Gather from the listing below each line that includes the word "ELLIE", and copy it.

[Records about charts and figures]
↓

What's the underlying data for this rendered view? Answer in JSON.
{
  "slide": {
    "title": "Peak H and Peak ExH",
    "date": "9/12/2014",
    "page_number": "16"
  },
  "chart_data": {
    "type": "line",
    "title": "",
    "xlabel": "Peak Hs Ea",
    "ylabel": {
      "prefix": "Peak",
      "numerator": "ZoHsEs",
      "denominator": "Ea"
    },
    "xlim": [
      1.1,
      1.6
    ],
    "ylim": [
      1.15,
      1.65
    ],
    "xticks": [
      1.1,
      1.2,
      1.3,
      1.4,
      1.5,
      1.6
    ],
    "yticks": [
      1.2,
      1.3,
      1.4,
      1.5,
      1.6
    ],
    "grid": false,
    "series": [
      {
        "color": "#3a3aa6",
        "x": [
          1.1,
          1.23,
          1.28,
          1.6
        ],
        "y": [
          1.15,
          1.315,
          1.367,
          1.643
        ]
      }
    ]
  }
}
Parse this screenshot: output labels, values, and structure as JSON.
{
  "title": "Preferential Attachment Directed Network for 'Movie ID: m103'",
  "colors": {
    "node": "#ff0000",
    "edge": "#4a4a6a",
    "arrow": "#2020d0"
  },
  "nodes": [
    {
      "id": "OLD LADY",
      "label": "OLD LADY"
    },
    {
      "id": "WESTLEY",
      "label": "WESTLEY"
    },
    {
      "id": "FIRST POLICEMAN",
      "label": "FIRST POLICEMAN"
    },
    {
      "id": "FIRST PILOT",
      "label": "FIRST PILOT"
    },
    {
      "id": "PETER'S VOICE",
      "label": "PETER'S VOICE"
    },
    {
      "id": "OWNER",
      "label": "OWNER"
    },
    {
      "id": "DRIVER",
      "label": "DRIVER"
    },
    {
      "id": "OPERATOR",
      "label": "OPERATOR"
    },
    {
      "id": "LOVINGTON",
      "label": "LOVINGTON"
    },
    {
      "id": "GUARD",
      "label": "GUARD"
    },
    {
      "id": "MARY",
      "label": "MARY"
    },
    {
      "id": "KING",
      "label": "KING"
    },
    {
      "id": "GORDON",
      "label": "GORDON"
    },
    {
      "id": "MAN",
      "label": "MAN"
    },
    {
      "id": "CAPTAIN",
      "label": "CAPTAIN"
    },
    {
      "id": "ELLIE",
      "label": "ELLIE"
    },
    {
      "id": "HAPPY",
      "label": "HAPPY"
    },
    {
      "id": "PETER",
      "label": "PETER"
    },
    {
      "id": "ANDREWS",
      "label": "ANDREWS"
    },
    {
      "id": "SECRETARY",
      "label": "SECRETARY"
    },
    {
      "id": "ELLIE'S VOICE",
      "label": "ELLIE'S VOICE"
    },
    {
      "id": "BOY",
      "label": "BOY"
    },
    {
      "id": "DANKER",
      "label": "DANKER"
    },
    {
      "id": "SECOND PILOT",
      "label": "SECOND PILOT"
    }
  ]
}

↑
↓

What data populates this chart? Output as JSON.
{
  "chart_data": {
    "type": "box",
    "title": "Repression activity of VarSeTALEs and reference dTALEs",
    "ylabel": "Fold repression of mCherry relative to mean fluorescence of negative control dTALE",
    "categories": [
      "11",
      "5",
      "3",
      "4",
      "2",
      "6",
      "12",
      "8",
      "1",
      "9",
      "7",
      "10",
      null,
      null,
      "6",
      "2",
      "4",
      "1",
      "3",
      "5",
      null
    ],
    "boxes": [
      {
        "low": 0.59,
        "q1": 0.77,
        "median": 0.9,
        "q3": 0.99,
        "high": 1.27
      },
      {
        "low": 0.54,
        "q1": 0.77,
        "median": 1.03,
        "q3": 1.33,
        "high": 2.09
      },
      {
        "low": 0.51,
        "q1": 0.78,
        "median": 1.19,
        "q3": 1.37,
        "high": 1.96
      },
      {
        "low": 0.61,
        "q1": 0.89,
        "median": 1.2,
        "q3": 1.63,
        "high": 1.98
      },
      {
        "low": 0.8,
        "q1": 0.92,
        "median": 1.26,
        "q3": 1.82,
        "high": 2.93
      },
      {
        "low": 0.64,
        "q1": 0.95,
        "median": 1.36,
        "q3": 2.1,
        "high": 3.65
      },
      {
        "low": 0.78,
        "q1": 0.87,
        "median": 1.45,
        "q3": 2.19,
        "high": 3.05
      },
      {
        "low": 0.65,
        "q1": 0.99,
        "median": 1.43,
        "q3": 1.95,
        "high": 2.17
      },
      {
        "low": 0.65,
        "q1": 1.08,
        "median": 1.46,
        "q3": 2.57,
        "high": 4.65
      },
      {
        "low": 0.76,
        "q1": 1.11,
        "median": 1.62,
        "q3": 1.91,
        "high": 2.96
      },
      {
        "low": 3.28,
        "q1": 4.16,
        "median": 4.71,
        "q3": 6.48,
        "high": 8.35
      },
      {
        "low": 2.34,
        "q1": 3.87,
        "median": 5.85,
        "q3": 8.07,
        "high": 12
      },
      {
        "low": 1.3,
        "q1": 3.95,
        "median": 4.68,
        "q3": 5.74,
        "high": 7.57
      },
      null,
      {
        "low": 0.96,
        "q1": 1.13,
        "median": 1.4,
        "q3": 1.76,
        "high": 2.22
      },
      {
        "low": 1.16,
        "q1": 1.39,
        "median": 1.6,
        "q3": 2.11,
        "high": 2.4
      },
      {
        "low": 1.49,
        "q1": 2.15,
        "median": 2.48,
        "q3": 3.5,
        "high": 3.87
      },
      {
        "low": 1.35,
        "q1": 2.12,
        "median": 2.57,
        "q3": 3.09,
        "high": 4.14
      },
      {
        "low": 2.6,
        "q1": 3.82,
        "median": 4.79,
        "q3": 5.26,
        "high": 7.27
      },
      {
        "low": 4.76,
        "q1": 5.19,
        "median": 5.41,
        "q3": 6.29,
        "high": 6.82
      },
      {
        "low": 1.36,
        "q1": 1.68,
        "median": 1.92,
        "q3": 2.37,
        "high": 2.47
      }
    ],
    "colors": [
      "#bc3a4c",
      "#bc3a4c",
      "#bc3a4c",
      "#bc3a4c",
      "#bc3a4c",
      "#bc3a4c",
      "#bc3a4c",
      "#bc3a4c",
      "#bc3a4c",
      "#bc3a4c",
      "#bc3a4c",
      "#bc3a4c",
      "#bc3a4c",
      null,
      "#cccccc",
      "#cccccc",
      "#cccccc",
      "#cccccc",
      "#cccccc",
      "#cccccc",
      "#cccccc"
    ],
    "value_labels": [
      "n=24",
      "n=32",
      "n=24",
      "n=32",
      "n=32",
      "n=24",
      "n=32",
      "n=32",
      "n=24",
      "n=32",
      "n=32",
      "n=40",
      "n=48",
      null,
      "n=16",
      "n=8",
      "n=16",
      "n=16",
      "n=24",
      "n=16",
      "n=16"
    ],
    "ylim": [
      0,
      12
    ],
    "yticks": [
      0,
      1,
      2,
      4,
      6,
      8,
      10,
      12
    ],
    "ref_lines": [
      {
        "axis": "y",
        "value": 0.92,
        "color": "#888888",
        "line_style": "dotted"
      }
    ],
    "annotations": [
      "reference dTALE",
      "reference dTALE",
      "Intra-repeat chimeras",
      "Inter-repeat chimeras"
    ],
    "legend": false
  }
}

↑

◆ **WORKED ANSWER**:
      "id": "ELLIE",
      "label": "ELLIE"
      "id": "ELLIE'S VOICE",
      "label": "ELLIE'S VOICE"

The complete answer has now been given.